■ DIRECTIVE
Count how many lines in the material below hold the word "required"; the reply is that number alone.

■ MATERIAL FOR THE TASK
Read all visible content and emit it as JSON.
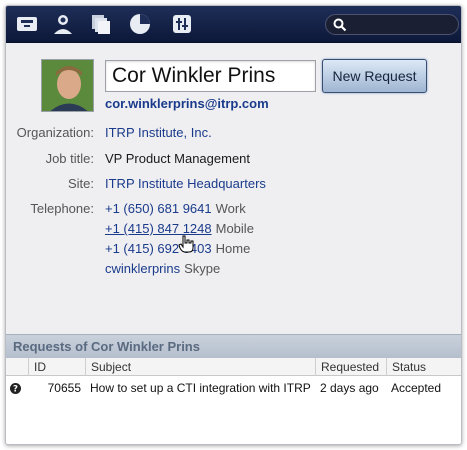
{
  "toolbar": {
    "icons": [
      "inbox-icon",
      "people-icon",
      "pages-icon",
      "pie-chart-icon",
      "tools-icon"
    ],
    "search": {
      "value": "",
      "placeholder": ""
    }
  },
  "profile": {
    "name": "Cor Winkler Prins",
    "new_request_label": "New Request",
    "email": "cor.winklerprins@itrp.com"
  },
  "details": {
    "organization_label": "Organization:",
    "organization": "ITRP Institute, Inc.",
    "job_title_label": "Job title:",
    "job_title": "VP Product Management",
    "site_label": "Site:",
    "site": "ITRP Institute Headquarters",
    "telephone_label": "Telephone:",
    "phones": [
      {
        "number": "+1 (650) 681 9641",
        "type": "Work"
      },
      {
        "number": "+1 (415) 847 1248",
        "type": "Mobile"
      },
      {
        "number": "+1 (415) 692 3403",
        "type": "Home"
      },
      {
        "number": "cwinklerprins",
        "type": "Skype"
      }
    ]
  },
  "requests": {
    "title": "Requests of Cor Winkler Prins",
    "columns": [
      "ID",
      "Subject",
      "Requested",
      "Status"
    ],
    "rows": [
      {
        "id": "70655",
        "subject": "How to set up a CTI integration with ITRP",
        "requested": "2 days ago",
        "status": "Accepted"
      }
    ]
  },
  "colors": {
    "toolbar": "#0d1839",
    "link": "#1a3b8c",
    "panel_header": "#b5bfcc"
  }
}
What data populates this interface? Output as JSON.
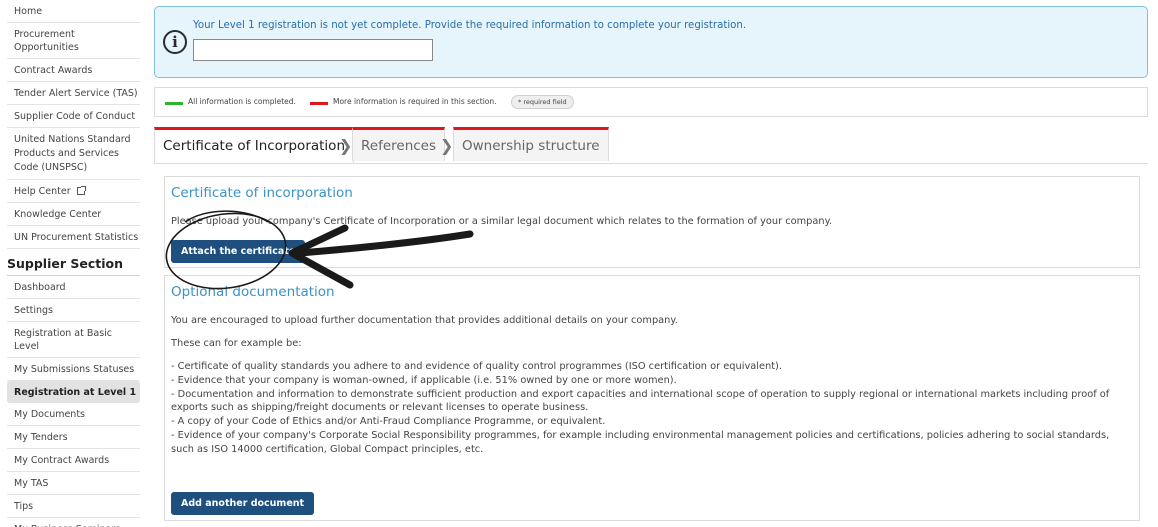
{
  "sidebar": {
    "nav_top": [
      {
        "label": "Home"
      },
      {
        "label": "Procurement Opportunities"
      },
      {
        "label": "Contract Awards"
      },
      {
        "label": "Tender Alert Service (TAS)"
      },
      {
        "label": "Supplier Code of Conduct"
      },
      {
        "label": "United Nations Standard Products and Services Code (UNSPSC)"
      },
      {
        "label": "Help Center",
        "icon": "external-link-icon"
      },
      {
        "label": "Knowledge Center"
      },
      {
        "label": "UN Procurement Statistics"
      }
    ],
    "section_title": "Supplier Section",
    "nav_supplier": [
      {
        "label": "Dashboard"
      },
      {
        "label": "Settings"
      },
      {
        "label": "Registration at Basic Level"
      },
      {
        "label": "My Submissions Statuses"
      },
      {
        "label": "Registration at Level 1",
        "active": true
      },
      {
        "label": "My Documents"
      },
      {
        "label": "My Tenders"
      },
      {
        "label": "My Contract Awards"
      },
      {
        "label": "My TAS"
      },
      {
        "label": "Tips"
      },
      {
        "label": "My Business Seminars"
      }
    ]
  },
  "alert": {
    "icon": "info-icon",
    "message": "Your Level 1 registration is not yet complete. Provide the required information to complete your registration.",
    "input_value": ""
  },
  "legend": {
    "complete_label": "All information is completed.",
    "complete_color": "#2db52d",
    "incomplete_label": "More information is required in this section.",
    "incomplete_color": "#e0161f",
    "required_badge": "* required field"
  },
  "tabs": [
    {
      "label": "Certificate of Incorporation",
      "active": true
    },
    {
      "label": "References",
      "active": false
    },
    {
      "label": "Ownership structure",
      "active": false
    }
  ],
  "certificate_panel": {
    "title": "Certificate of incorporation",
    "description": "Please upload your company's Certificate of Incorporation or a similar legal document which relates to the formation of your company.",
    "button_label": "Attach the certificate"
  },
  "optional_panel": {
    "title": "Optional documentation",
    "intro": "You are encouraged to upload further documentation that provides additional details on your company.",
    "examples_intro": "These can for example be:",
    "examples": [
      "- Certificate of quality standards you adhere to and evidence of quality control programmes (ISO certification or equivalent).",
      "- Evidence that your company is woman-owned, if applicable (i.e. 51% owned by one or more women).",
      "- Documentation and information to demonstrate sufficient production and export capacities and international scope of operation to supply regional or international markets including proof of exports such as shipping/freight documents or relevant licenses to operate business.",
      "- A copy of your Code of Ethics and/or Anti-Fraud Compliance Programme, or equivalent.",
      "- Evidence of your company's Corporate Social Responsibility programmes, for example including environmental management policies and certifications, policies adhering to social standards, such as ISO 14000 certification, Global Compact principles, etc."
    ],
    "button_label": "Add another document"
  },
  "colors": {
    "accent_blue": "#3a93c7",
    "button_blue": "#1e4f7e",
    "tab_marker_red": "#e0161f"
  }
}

■ ANSWER FOR THIS EXERCISE
3